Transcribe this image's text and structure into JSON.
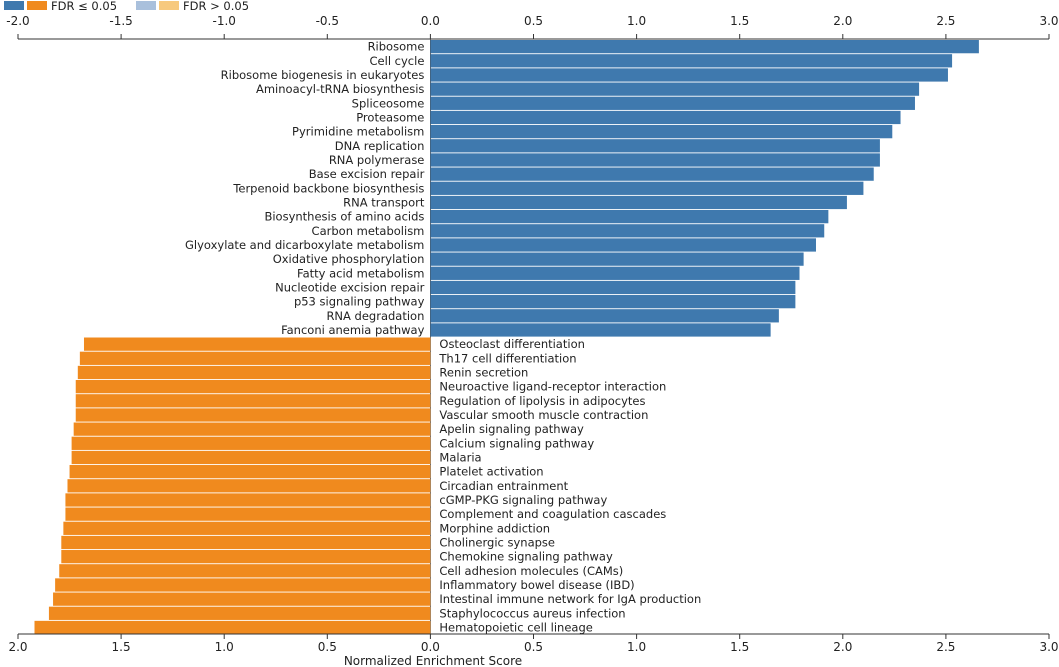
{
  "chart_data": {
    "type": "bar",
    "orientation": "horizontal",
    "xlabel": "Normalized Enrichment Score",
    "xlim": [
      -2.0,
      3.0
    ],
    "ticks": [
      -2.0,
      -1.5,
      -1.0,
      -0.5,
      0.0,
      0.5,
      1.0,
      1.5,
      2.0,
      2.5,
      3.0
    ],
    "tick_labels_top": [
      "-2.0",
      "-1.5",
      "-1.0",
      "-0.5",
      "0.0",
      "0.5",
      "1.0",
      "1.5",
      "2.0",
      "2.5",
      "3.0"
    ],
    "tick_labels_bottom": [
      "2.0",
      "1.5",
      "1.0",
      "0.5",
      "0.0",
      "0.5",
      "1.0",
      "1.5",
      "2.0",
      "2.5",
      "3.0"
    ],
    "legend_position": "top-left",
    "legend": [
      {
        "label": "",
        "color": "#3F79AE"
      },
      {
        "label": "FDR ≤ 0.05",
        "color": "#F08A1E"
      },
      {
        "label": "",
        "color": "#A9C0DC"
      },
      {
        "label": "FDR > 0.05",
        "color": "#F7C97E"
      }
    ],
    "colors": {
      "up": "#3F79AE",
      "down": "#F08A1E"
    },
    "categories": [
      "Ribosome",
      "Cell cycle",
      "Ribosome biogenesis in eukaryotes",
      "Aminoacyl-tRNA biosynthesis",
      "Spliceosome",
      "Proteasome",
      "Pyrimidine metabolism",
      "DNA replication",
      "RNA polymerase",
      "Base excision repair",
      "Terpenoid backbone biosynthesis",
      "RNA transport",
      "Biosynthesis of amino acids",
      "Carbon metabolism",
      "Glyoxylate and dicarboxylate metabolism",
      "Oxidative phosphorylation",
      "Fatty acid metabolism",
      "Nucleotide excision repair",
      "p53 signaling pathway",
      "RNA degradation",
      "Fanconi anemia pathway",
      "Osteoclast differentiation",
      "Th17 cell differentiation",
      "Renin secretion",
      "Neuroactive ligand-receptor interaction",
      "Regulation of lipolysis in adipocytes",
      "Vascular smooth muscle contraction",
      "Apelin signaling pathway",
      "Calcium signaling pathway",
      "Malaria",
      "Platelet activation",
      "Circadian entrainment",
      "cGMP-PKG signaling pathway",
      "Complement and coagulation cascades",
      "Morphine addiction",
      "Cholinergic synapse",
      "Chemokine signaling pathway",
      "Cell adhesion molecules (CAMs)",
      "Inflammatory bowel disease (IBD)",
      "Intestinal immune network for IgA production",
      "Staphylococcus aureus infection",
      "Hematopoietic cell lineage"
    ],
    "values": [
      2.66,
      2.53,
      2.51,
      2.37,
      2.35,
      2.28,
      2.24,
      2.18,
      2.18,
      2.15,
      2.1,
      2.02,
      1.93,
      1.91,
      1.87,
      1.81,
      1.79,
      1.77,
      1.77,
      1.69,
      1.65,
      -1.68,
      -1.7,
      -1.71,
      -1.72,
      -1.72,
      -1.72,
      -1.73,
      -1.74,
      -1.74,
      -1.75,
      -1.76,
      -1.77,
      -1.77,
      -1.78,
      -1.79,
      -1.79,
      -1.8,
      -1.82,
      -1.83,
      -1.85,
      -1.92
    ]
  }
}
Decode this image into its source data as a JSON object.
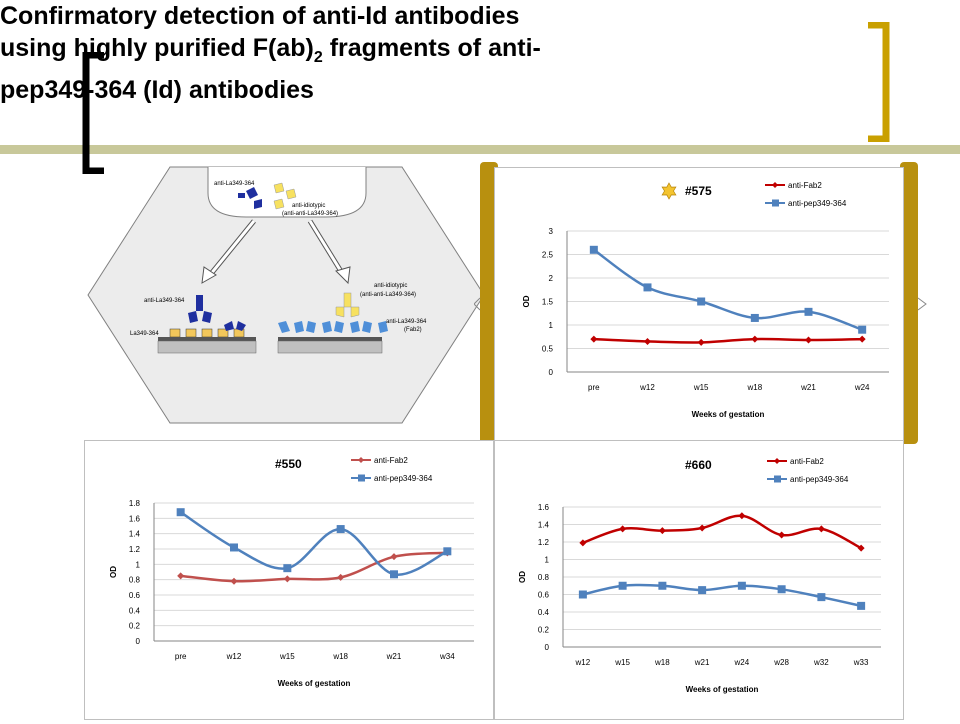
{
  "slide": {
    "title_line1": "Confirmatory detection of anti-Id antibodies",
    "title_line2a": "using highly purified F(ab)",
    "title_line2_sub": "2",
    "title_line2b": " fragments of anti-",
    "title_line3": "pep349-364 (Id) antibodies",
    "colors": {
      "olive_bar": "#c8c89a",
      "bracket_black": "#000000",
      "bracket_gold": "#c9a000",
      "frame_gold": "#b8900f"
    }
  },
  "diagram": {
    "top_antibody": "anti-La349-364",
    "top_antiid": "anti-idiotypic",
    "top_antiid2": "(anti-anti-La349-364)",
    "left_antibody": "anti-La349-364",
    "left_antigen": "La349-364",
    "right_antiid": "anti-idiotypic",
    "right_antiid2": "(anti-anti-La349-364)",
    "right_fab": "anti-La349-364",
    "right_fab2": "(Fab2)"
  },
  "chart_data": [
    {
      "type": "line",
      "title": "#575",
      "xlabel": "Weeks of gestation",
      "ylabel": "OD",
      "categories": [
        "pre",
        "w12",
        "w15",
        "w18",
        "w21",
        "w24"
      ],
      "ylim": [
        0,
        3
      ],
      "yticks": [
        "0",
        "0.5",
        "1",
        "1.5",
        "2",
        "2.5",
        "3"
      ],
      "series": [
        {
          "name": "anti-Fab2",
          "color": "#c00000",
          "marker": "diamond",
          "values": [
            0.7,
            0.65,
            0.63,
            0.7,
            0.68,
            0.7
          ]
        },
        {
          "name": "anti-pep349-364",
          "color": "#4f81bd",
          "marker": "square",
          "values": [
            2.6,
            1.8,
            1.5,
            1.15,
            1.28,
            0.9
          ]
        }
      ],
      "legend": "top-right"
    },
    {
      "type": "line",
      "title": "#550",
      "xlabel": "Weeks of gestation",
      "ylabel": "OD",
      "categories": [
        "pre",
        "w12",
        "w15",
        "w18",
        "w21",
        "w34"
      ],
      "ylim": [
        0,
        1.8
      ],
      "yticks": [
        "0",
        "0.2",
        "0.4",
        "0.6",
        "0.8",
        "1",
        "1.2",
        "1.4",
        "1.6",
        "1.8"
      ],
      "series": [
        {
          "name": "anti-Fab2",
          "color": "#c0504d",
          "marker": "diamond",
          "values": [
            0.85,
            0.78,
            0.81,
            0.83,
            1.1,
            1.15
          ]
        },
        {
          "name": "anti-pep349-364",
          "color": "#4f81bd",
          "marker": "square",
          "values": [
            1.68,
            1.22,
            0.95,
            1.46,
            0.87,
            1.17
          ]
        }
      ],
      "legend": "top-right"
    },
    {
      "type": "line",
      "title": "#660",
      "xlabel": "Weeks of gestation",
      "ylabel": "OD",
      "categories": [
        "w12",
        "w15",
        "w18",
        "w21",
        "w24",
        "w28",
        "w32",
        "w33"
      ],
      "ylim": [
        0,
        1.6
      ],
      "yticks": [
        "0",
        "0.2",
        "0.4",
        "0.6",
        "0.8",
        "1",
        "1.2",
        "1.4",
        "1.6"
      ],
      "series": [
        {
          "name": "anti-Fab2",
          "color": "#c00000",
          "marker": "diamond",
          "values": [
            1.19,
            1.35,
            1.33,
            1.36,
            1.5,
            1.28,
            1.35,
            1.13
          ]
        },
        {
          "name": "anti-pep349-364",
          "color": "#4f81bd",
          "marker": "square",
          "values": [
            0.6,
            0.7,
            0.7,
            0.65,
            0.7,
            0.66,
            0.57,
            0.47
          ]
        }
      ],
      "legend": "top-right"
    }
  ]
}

Work request:
For each line of the material that includes the word "JSON", make a copy.

Response to the task:
Transcribe this image's text and structure into JSON.
Decode this image into its source data as a JSON object.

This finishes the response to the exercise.